==== Recorded information ====

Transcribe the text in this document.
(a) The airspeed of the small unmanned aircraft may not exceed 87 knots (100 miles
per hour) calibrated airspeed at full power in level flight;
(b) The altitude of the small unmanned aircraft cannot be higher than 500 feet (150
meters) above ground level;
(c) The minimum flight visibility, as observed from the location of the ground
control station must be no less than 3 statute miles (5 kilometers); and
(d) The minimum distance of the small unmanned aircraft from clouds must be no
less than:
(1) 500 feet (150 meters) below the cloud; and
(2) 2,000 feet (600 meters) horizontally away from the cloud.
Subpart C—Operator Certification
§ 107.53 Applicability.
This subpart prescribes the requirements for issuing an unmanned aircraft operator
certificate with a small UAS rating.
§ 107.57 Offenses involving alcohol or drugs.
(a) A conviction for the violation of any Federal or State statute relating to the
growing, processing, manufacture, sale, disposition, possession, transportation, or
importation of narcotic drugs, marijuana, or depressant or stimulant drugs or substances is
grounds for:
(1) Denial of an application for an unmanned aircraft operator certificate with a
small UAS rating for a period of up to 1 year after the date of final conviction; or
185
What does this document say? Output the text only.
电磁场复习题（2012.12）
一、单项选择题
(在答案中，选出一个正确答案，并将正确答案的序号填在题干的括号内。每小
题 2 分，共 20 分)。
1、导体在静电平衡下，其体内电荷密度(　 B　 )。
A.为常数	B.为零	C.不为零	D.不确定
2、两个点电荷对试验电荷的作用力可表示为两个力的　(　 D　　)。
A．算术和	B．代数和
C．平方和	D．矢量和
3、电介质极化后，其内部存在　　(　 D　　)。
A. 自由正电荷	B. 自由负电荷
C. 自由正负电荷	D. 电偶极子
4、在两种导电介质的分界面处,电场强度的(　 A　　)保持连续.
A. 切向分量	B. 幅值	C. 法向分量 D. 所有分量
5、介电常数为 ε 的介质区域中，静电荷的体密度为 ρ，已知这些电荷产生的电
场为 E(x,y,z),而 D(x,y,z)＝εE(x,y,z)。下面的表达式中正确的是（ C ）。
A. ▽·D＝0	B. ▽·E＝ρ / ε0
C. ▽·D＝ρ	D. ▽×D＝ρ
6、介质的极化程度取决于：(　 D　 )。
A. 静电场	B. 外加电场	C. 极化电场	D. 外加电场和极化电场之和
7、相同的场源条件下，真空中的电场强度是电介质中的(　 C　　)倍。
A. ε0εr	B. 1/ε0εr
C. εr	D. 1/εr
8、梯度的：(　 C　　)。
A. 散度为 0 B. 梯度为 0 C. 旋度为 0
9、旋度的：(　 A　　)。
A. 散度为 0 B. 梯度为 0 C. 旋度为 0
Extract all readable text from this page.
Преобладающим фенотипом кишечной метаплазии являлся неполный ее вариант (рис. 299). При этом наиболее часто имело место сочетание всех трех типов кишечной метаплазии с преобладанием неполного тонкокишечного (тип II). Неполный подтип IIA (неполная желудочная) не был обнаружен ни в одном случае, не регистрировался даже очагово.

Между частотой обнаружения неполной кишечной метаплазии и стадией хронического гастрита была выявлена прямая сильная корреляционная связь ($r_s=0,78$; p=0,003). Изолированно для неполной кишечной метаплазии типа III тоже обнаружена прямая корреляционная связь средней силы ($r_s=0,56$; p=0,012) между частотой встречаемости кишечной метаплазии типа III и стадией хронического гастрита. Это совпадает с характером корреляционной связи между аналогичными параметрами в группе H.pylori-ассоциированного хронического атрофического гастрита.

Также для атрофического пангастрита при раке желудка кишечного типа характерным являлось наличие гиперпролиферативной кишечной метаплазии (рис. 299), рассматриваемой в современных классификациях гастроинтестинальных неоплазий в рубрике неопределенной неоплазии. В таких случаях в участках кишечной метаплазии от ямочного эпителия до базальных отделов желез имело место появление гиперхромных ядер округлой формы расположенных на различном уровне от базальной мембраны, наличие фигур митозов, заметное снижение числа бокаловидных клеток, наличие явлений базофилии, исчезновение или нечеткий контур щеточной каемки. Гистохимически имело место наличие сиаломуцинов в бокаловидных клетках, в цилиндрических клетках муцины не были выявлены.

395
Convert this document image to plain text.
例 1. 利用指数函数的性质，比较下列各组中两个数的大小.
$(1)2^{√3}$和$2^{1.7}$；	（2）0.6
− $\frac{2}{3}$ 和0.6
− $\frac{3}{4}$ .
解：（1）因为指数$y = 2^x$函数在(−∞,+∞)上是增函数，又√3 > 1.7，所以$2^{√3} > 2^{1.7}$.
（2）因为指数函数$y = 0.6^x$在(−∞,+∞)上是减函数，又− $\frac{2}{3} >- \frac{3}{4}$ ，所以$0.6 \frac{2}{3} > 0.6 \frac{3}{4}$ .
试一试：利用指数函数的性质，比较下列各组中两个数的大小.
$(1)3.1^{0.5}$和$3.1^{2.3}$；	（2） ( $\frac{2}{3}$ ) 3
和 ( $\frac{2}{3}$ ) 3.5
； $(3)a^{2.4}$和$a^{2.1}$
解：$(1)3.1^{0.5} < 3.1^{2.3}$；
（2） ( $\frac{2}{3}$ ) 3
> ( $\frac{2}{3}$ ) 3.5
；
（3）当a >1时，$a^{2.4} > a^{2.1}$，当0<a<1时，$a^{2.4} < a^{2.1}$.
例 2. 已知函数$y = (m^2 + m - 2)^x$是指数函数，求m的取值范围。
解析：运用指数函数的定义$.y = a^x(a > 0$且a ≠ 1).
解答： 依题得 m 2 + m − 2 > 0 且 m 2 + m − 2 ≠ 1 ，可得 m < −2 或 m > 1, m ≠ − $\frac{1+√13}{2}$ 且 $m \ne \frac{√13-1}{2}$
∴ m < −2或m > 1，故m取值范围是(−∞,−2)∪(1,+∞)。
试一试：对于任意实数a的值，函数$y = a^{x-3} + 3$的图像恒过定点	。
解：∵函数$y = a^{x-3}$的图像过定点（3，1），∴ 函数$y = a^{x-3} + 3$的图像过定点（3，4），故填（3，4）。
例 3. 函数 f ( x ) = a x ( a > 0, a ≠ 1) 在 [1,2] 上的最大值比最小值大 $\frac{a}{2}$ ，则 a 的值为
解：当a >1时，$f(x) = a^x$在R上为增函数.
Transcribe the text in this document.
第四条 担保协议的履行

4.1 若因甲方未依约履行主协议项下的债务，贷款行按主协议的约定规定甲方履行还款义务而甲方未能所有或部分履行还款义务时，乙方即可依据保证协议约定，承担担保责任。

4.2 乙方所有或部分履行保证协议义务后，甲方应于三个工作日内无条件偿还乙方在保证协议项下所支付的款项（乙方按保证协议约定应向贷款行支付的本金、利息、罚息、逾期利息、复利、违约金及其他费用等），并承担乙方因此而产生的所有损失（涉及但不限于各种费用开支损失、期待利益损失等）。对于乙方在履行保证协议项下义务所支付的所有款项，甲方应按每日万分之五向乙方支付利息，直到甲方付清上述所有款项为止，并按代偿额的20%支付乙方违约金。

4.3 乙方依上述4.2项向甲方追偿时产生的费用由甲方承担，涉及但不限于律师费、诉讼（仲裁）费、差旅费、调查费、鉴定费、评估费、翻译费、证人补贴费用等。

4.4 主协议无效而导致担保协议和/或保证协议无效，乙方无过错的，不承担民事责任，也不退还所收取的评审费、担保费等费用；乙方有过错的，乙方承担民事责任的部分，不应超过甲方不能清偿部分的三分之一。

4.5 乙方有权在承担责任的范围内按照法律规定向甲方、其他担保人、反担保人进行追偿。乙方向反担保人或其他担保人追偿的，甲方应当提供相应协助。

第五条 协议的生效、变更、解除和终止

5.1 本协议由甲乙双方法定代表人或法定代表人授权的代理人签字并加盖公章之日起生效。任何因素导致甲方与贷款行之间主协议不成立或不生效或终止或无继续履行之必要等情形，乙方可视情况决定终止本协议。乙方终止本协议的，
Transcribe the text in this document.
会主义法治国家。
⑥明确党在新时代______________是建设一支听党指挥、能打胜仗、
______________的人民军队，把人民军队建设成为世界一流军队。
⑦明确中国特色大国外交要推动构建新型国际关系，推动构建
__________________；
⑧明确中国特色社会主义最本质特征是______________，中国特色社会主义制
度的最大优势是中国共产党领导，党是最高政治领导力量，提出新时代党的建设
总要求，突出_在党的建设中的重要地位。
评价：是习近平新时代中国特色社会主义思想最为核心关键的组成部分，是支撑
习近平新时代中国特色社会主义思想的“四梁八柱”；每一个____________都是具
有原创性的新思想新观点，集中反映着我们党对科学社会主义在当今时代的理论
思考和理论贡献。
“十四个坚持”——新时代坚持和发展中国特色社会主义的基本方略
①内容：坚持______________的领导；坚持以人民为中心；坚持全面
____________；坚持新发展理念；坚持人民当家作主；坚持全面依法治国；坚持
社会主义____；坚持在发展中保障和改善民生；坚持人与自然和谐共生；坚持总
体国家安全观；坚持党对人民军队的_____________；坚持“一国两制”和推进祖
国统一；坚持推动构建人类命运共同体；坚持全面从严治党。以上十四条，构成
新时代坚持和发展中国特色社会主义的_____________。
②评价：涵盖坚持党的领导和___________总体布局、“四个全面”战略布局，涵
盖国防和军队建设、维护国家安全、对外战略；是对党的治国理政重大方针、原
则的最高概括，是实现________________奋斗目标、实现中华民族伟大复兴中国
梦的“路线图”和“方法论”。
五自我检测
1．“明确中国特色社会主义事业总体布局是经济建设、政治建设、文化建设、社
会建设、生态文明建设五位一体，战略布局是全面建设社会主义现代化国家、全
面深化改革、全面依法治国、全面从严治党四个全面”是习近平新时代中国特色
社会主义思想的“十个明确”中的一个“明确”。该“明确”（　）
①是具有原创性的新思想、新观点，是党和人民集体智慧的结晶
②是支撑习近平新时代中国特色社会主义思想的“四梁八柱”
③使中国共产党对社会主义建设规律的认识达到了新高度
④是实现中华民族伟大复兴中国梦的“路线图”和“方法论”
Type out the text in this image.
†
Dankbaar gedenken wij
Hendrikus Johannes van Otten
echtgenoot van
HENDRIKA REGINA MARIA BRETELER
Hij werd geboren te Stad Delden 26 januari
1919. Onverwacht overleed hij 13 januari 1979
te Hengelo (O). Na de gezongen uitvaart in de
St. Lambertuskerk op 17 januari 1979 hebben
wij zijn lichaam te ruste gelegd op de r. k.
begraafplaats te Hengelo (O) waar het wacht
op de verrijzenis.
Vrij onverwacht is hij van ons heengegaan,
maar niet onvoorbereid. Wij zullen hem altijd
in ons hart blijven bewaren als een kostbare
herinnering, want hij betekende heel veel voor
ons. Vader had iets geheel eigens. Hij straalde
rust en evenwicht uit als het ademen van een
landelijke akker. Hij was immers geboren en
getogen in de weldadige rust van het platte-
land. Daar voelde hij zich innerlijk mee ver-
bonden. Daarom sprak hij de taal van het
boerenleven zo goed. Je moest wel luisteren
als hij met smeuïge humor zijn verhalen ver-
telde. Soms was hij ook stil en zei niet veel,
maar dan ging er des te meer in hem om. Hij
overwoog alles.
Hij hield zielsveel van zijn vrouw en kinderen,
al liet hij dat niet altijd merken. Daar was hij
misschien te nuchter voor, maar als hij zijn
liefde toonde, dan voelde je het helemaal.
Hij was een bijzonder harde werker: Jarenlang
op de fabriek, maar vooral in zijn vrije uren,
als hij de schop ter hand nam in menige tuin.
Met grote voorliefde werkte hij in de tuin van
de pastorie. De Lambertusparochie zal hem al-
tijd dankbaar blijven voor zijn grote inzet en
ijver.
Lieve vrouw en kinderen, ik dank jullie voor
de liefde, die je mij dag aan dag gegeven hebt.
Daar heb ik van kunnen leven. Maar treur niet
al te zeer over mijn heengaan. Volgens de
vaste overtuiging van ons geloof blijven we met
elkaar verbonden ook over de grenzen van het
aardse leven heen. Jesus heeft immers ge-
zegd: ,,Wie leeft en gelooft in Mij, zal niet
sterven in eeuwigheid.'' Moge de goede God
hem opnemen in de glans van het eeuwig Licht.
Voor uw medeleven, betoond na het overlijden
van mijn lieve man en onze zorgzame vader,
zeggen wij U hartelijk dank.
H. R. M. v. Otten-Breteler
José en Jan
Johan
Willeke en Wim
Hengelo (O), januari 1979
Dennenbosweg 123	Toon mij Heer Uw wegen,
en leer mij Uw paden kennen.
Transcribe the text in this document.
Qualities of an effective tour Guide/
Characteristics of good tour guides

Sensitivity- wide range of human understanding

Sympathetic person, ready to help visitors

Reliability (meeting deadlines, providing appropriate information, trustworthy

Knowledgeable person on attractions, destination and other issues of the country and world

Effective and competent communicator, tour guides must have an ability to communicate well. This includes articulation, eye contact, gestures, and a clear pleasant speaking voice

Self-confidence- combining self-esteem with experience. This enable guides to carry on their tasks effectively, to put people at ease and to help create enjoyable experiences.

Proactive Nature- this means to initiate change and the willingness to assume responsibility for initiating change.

====

* [Task goal]: Check each line of the data above for the word "kinderen", then state how many lines have it. Give the number alone.

* [Exercise answer]: 2